_Rows:_
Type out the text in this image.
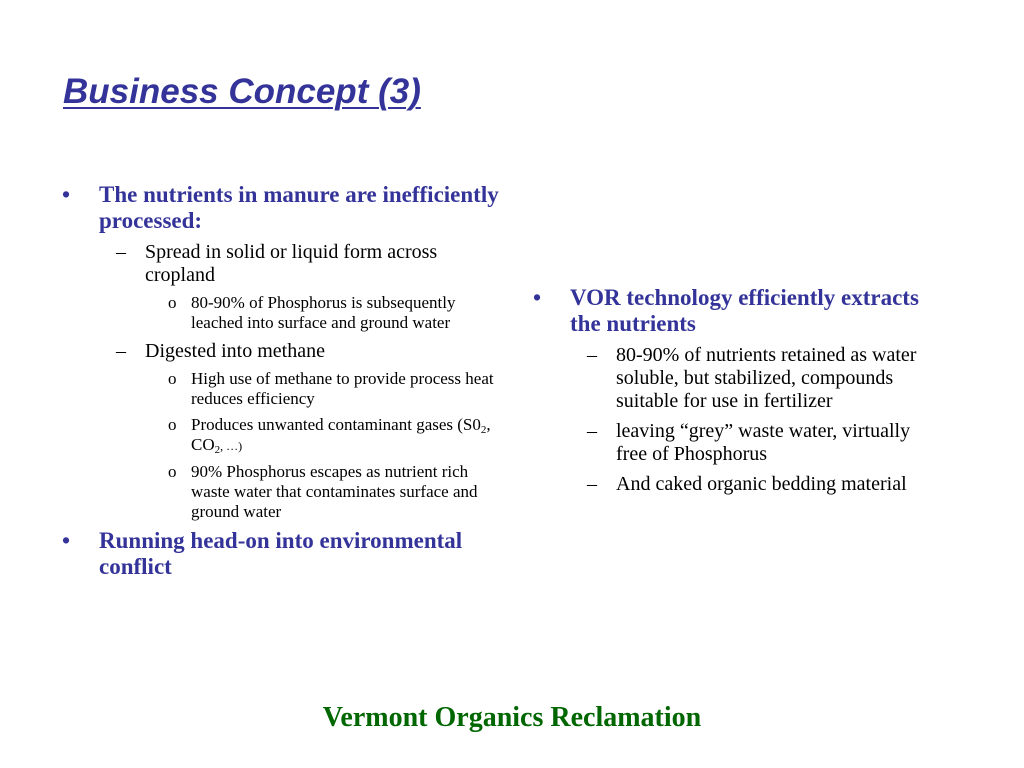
Business Concept (3)
•	The nutrients in manure are inefficiently processed:
– Spread in solid or liquid form across cropland
o 80-90% of Phosphorus is subsequently leached into surface and ground water
– Digested into methane
o High use of methane to provide process heat reduces efficiency
o Produces unwanted contaminant gases ($S0_2$, $CO_2$, …)
o 90% Phosphorus escapes as nutrient rich waste water that contaminates surface and ground water
•	Running head-on into environmental conflict
•	VOR technology efficiently extracts the nutrients
– 80-90% of nutrients retained as water soluble, but stabilized, compounds suitable for use in fertilizer
– leaving “grey” waste water, virtually free of Phosphorus
– And caked organic bedding material

Vermont Organics Reclamation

_Directions:_ Except for the pictures, reproduce every line exactly.

_Solved problem:_
Type out the text in this image.
Business Concept (3)
•	The nutrients in manure are inefficiently processed:
– Spread in solid or liquid form across cropland
o 80-90% of Phosphorus is subsequently leached into surface and ground water
– Digested into methane
o High use of methane to provide process heat reduces efficiency
o Produces unwanted contaminant gases ($S0_2$, $CO_2$, …)
o 90% Phosphorus escapes as nutrient rich waste water that contaminates surface and ground water
•	Running head-on into environmental conflict
•	VOR technology efficiently extracts the nutrients
– 80-90% of nutrients retained as water soluble, but stabilized, compounds suitable for use in fertilizer
– leaving “grey” waste water, virtually free of Phosphorus
– And caked organic bedding material

Vermont Organics Reclamation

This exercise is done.